WHAT TO DO
Write out only the tail of the records, beginning at the line containing "Read this page and output its text content." and including the last line, exactly as written.

[Extracted data entries]
##############################

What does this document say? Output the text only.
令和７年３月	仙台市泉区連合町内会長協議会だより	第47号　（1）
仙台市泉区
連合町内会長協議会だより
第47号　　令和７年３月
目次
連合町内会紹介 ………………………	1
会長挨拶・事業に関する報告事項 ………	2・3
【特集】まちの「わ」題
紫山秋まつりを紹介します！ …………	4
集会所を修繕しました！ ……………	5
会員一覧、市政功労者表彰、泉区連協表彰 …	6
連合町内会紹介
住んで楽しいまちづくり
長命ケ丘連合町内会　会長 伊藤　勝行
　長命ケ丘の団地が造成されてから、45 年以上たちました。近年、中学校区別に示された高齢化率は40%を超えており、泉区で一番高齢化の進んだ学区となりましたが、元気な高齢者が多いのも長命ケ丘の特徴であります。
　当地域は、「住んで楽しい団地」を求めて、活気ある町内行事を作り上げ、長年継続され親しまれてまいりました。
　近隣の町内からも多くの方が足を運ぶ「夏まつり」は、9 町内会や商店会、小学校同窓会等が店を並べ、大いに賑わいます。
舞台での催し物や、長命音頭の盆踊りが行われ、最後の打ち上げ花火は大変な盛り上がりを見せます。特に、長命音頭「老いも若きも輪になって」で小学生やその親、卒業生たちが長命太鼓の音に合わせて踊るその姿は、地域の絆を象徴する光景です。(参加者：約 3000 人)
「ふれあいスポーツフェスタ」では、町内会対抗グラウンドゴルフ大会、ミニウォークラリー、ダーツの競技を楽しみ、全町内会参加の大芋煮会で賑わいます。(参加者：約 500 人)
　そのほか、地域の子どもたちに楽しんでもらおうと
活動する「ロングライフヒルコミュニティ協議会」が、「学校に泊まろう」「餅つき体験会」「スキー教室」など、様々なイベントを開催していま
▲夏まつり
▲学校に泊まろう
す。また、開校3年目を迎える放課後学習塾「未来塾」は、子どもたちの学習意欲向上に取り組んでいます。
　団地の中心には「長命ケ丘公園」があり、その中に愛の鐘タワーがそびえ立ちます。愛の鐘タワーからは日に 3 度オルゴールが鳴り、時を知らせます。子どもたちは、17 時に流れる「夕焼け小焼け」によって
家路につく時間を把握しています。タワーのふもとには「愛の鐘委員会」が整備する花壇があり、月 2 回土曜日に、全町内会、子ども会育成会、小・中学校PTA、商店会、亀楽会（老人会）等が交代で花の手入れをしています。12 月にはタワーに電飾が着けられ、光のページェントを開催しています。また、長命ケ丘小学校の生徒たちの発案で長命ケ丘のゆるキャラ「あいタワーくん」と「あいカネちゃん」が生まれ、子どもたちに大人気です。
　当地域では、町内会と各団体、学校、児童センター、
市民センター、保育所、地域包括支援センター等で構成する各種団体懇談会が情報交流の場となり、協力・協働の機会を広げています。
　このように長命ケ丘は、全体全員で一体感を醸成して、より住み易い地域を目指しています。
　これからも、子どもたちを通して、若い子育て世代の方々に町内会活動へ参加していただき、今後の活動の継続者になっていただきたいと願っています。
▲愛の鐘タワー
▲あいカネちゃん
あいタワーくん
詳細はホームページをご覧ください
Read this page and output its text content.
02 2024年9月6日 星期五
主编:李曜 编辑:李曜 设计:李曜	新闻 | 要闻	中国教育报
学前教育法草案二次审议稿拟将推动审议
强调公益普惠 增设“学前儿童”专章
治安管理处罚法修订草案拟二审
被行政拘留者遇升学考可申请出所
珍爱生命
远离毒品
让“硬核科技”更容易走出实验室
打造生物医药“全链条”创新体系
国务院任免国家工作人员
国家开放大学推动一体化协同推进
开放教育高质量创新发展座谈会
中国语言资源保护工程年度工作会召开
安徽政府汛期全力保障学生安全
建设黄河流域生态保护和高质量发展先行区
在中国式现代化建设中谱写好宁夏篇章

##############################

CORRECT ANSWER
Read this page and output its text content.
02 2024年9月6日 星期五
主编:李曜 编辑:李曜 设计:李曜	新闻 | 要闻	中国教育报
学前教育法草案二次审议稿拟将推动审议
强调公益普惠 增设“学前儿童”专章
治安管理处罚法修订草案拟二审
被行政拘留者遇升学考可申请出所
珍爱生命
远离毒品
让“硬核科技”更容易走出实验室
打造生物医药“全链条”创新体系
国务院任免国家工作人员
国家开放大学推动一体化协同推进
开放教育高质量创新发展座谈会
中国语言资源保护工程年度工作会召开
安徽政府汛期全力保障学生安全
建设黄河流域生态保护和高质量发展先行区
在中国式现代化建设中谱写好宁夏篇章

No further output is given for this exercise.